Problem to work on: From the entries provided below, copy each line that contains the word "lower".

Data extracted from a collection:
>> Start

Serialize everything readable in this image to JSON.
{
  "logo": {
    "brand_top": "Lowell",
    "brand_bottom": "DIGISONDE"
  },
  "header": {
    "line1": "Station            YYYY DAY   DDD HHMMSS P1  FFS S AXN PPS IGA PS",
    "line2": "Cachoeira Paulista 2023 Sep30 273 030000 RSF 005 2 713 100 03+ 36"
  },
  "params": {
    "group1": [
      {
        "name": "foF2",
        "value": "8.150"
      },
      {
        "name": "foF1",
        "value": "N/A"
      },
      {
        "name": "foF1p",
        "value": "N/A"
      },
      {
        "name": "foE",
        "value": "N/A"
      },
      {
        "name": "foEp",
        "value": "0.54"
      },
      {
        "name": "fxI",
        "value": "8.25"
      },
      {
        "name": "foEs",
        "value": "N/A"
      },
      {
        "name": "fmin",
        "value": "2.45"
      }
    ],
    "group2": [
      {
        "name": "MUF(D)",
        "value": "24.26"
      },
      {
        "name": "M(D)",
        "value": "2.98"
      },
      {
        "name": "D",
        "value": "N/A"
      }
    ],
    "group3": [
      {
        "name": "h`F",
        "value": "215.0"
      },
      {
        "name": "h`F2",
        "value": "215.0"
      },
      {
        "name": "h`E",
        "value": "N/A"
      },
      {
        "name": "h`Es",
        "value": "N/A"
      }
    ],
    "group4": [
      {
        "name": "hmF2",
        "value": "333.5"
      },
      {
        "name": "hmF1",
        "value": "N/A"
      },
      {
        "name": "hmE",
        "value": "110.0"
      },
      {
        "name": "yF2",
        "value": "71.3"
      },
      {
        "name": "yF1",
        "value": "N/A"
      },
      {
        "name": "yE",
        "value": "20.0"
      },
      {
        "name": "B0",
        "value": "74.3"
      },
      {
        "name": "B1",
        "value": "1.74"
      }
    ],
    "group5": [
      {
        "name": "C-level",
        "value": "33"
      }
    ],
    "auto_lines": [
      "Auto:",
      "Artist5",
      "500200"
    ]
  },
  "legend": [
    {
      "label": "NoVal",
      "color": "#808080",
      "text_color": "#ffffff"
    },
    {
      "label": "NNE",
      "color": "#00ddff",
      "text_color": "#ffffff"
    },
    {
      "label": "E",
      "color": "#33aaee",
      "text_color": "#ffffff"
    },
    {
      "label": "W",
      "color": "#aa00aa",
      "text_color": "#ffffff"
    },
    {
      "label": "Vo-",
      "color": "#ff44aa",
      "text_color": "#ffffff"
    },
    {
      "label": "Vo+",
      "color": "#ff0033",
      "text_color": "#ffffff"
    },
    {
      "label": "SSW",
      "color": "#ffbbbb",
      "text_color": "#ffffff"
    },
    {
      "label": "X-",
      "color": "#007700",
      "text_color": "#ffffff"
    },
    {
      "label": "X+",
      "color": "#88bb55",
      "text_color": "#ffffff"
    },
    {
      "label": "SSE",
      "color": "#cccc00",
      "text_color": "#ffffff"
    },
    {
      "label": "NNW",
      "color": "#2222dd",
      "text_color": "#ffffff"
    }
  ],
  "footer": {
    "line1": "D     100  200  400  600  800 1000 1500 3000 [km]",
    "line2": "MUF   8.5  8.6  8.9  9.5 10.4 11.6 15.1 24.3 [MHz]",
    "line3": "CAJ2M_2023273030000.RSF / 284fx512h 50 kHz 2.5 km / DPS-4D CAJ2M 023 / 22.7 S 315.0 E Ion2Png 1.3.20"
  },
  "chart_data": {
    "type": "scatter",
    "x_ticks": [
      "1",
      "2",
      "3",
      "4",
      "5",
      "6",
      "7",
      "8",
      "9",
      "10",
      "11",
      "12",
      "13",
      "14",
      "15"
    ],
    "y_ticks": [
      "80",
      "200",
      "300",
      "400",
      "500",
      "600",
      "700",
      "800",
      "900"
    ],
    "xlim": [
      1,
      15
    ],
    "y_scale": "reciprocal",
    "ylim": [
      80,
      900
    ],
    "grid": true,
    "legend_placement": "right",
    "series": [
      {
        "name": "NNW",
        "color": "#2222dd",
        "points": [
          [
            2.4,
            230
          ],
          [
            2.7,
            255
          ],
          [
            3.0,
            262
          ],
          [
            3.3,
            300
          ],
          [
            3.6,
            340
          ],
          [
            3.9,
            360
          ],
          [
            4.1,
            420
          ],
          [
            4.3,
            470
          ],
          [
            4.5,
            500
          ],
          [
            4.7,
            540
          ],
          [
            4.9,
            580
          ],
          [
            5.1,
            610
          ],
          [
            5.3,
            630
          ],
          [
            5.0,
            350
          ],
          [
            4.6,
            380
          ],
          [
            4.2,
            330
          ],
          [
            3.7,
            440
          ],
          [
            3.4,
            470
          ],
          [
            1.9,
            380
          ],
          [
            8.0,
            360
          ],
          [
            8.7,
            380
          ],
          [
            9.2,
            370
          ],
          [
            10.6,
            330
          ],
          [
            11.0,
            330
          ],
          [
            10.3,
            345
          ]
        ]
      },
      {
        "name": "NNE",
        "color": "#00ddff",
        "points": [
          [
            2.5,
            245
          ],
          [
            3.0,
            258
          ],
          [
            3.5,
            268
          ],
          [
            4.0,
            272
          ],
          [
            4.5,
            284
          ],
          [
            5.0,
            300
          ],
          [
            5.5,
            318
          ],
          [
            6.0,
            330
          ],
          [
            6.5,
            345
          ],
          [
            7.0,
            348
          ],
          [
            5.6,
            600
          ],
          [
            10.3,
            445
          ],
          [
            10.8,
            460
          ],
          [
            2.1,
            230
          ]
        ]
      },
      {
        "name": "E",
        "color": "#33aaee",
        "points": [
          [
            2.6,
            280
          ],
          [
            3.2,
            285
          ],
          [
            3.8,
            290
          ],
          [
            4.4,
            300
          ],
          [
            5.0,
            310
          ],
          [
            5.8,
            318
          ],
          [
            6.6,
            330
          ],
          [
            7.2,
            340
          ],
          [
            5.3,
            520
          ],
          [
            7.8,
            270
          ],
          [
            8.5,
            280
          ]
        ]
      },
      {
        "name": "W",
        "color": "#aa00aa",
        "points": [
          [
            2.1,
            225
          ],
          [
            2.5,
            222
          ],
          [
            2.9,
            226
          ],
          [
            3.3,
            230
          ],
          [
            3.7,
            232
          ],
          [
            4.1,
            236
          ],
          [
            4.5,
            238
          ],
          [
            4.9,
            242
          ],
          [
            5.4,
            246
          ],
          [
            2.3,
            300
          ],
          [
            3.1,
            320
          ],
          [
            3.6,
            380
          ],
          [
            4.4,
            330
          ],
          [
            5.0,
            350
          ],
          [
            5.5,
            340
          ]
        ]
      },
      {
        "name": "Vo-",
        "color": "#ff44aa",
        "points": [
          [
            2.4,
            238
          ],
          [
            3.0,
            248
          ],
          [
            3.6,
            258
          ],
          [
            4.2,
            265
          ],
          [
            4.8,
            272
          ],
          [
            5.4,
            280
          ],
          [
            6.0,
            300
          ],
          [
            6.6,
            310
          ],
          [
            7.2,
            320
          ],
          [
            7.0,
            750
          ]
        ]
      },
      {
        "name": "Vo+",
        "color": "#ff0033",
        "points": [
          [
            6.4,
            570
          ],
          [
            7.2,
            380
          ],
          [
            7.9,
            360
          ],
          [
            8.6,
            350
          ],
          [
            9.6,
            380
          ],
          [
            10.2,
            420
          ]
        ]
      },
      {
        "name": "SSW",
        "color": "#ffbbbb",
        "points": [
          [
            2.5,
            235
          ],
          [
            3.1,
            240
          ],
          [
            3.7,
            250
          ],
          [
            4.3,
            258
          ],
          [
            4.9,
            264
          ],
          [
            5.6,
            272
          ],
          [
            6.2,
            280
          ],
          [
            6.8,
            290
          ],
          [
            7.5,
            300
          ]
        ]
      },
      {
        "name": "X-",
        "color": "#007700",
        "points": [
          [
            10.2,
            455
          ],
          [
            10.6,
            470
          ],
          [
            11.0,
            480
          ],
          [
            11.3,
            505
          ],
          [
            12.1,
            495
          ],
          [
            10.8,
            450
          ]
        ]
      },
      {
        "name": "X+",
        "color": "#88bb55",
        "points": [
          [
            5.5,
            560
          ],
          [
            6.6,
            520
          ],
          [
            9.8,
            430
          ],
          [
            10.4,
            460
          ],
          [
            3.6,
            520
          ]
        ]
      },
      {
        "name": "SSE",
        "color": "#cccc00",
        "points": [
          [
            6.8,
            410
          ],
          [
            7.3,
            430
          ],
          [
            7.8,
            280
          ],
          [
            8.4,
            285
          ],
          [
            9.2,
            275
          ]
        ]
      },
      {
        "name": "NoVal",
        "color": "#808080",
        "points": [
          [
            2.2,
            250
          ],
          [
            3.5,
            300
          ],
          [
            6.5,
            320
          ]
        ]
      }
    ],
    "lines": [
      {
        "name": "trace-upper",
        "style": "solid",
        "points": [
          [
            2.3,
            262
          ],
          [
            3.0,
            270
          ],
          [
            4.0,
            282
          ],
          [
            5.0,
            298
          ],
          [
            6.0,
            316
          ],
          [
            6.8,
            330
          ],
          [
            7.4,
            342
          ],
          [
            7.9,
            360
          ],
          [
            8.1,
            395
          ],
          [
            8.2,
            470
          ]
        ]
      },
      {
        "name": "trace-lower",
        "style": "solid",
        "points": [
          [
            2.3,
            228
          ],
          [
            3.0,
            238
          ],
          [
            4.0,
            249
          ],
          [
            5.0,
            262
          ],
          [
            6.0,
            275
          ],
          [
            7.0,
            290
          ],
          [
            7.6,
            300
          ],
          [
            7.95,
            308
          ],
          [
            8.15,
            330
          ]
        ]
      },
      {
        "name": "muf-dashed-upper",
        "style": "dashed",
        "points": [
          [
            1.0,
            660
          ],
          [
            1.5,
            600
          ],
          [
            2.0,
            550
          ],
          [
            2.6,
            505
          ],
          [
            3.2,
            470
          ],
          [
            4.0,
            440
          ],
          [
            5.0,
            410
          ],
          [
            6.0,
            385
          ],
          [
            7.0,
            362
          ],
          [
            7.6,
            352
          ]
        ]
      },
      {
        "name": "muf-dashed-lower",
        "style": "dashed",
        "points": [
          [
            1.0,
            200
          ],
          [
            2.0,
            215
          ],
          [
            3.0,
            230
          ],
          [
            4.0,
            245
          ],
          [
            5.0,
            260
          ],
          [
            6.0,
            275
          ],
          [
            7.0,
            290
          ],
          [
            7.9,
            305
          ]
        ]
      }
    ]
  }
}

>> End

Reply:
        "name": "trace-lower",
        "name": "muf-dashed-lower",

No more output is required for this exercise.